• **Exercise instructions**: Leave out the pictures and copy everything else below exactly.

• **Data supplied**:
□ □ □ □
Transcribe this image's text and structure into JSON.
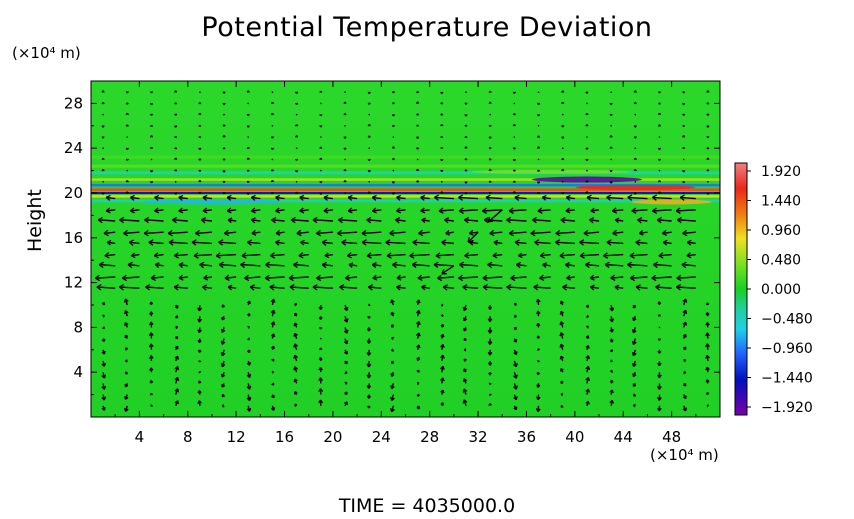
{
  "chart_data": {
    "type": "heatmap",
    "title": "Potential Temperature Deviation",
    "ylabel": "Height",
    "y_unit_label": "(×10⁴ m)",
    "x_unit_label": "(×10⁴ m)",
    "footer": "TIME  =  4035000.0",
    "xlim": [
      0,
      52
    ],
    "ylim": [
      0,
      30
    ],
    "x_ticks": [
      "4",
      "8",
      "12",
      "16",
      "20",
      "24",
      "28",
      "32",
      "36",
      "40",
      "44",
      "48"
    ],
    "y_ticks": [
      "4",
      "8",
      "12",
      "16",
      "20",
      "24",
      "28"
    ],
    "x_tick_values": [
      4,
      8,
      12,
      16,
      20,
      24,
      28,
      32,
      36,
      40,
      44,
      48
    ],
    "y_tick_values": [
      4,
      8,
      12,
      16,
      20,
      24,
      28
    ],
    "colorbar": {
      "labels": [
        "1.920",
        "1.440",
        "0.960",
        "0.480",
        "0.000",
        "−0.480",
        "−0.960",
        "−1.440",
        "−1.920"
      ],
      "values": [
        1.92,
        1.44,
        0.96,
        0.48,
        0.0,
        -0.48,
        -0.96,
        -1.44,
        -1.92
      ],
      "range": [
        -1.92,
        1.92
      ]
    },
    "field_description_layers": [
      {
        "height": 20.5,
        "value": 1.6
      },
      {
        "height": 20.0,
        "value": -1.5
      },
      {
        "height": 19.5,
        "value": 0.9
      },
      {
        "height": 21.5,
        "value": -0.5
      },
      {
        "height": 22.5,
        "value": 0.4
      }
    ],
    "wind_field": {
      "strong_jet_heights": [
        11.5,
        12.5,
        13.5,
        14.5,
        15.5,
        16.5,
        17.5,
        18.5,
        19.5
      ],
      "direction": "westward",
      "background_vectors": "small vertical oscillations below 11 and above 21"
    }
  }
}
□ □ □ □
• **Output of the exercise**:
Transcribe this image's text and structure into JSON.
{
  "chart_data": {
    "type": "heatmap",
    "title": "Potential Temperature Deviation",
    "ylabel": "Height",
    "y_unit_label": "(×10⁴ m)",
    "x_unit_label": "(×10⁴ m)",
    "footer": "TIME  =  4035000.0",
    "xlim": [
      0,
      52
    ],
    "ylim": [
      0,
      30
    ],
    "x_ticks": [
      "4",
      "8",
      "12",
      "16",
      "20",
      "24",
      "28",
      "32",
      "36",
      "40",
      "44",
      "48"
    ],
    "y_ticks": [
      "4",
      "8",
      "12",
      "16",
      "20",
      "24",
      "28"
    ],
    "x_tick_values": [
      4,
      8,
      12,
      16,
      20,
      24,
      28,
      32,
      36,
      40,
      44,
      48
    ],
    "y_tick_values": [
      4,
      8,
      12,
      16,
      20,
      24,
      28
    ],
    "colorbar": {
      "labels": [
        "1.920",
        "1.440",
        "0.960",
        "0.480",
        "0.000",
        "−0.480",
        "−0.960",
        "−1.440",
        "−1.920"
      ],
      "values": [
        1.92,
        1.44,
        0.96,
        0.48,
        0.0,
        -0.48,
        -0.96,
        -1.44,
        -1.92
      ],
      "range": [
        -1.92,
        1.92
      ]
    },
    "field_description_layers": [
      {
        "height": 20.5,
        "value": 1.6
      },
      {
        "height": 20.0,
        "value": -1.5
      },
      {
        "height": 19.5,
        "value": 0.9
      },
      {
        "height": 21.5,
        "value": -0.5
      },
      {
        "height": 22.5,
        "value": 0.4
      }
    ],
    "wind_field": {
      "strong_jet_heights": [
        11.5,
        12.5,
        13.5,
        14.5,
        15.5,
        16.5,
        17.5,
        18.5,
        19.5
      ],
      "direction": "westward",
      "background_vectors": "small vertical oscillations below 11 and above 21"
    }
  }
}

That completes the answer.